■ GIVEN REQUEST:
Find the string "this" in the data, then copy every line where it is found.

■ RECORDS FOR THE EXERCISE:
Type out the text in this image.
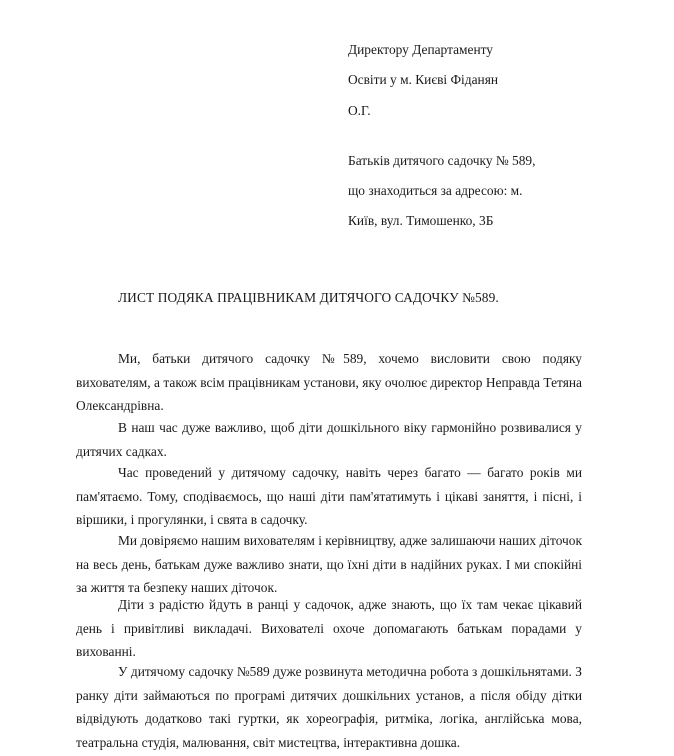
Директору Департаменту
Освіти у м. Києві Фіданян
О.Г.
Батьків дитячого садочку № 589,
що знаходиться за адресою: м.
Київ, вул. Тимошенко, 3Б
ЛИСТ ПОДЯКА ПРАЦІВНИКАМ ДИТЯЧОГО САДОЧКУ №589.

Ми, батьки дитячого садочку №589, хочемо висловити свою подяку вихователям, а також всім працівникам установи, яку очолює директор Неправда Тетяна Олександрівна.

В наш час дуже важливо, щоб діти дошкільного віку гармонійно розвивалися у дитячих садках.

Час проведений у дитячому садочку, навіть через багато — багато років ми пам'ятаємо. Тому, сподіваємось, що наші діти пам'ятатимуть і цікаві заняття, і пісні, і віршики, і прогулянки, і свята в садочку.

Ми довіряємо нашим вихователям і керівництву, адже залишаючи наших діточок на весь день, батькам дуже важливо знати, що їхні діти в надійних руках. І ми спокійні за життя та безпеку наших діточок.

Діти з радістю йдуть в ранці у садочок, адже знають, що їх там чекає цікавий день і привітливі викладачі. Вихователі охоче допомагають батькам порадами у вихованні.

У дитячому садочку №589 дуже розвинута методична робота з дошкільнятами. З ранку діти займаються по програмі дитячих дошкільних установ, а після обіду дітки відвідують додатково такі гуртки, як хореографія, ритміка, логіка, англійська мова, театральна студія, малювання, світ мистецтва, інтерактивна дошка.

---

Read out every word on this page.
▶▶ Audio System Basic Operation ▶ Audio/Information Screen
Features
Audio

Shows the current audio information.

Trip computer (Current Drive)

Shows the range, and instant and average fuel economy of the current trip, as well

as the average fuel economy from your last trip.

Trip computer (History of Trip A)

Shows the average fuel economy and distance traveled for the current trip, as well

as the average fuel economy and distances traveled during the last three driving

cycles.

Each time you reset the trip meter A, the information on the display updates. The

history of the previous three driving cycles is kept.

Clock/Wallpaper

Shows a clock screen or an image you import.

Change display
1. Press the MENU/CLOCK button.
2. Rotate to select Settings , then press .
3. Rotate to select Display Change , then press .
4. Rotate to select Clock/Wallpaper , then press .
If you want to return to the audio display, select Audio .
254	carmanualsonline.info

■ FULL OUTPUT:
Type out the text in this image.
Read out every word on this page.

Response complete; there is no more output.